Data entries:
——————

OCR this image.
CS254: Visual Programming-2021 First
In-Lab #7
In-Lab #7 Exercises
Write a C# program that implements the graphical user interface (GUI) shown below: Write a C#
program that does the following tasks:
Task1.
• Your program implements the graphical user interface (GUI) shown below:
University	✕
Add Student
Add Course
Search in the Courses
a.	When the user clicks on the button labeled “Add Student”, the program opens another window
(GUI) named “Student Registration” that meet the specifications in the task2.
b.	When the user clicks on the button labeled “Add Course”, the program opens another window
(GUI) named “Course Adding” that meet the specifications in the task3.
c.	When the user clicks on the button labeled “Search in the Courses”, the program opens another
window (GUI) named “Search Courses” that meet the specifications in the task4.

——————

Output each record precisely as given.

| Task result |
OCR this image.
CS254: Visual Programming-2021 First
In-Lab #7
In-Lab #7 Exercises
Write a C# program that implements the graphical user interface (GUI) shown below: Write a C#
program that does the following tasks:
Task1.
• Your program implements the graphical user interface (GUI) shown below:
University	✕
Add Student
Add Course
Search in the Courses
a.	When the user clicks on the button labeled “Add Student”, the program opens another window
(GUI) named “Student Registration” that meet the specifications in the task2.
b.	When the user clicks on the button labeled “Add Course”, the program opens another window
(GUI) named “Course Adding” that meet the specifications in the task3.
c.	When the user clicks on the button labeled “Search in the Courses”, the program opens another
window (GUI) named “Search Courses” that meet the specifications in the task4.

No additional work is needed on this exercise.